Stored data entries:
-*-

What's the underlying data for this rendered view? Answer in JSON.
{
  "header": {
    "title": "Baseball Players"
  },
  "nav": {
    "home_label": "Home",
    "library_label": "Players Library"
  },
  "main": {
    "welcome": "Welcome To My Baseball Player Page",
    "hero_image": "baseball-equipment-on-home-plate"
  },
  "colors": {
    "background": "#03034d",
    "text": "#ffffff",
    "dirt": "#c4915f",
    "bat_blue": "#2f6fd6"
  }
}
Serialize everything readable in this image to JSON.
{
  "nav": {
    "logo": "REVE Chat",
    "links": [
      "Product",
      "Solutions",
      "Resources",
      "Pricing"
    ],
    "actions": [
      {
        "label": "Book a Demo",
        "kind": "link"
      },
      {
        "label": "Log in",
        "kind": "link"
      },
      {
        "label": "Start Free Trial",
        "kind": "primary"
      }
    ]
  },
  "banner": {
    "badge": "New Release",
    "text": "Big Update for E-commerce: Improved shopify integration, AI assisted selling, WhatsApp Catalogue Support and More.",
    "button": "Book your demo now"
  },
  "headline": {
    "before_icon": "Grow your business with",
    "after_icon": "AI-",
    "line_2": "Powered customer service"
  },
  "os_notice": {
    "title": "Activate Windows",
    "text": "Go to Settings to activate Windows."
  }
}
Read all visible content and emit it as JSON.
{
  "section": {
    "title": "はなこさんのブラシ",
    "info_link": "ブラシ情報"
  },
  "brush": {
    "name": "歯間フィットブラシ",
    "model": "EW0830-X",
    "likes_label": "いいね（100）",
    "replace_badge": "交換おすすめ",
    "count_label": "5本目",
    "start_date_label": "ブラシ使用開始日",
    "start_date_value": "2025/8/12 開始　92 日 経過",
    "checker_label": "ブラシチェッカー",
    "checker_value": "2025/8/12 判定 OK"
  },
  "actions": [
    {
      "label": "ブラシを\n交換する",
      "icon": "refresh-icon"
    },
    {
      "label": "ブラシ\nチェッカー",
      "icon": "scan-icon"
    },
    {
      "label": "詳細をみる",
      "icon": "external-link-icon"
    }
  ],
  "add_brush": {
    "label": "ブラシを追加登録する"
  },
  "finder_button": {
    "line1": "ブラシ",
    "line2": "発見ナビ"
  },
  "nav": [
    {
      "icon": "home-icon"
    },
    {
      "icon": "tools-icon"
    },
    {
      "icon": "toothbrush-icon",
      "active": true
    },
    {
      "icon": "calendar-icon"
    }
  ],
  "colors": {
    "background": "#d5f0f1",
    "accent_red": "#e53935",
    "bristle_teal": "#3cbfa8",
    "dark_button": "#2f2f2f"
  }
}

-*-

» **What to produce**
The listing above should be transcribed in full, exactly as written.

» **Solution for this problem**
What's the underlying data for this rendered view? Answer in JSON.
{
  "header": {
    "title": "Baseball Players"
  },
  "nav": {
    "home_label": "Home",
    "library_label": "Players Library"
  },
  "main": {
    "welcome": "Welcome To My Baseball Player Page",
    "hero_image": "baseball-equipment-on-home-plate"
  },
  "colors": {
    "background": "#03034d",
    "text": "#ffffff",
    "dirt": "#c4915f",
    "bat_blue": "#2f6fd6"
  }
}
Serialize everything readable in this image to JSON.
{
  "nav": {
    "logo": "REVE Chat",
    "links": [
      "Product",
      "Solutions",
      "Resources",
      "Pricing"
    ],
    "actions": [
      {
        "label": "Book a Demo",
        "kind": "link"
      },
      {
        "label": "Log in",
        "kind": "link"
      },
      {
        "label": "Start Free Trial",
        "kind": "primary"
      }
    ]
  },
  "banner": {
    "badge": "New Release",
    "text": "Big Update for E-commerce: Improved shopify integration, AI assisted selling, WhatsApp Catalogue Support and More.",
    "button": "Book your demo now"
  },
  "headline": {
    "before_icon": "Grow your business with",
    "after_icon": "AI-",
    "line_2": "Powered customer service"
  },
  "os_notice": {
    "title": "Activate Windows",
    "text": "Go to Settings to activate Windows."
  }
}
Read all visible content and emit it as JSON.
{
  "section": {
    "title": "はなこさんのブラシ",
    "info_link": "ブラシ情報"
  },
  "brush": {
    "name": "歯間フィットブラシ",
    "model": "EW0830-X",
    "likes_label": "いいね（100）",
    "replace_badge": "交換おすすめ",
    "count_label": "5本目",
    "start_date_label": "ブラシ使用開始日",
    "start_date_value": "2025/8/12 開始　92 日 経過",
    "checker_label": "ブラシチェッカー",
    "checker_value": "2025/8/12 判定 OK"
  },
  "actions": [
    {
      "label": "ブラシを\n交換する",
      "icon": "refresh-icon"
    },
    {
      "label": "ブラシ\nチェッカー",
      "icon": "scan-icon"
    },
    {
      "label": "詳細をみる",
      "icon": "external-link-icon"
    }
  ],
  "add_brush": {
    "label": "ブラシを追加登録する"
  },
  "finder_button": {
    "line1": "ブラシ",
    "line2": "発見ナビ"
  },
  "nav": [
    {
      "icon": "home-icon"
    },
    {
      "icon": "tools-icon"
    },
    {
      "icon": "toothbrush-icon",
      "active": true
    },
    {
      "icon": "calendar-icon"
    }
  ],
  "colors": {
    "background": "#d5f0f1",
    "accent_red": "#e53935",
    "bristle_teal": "#3cbfa8",
    "dark_button": "#2f2f2f"
  }
}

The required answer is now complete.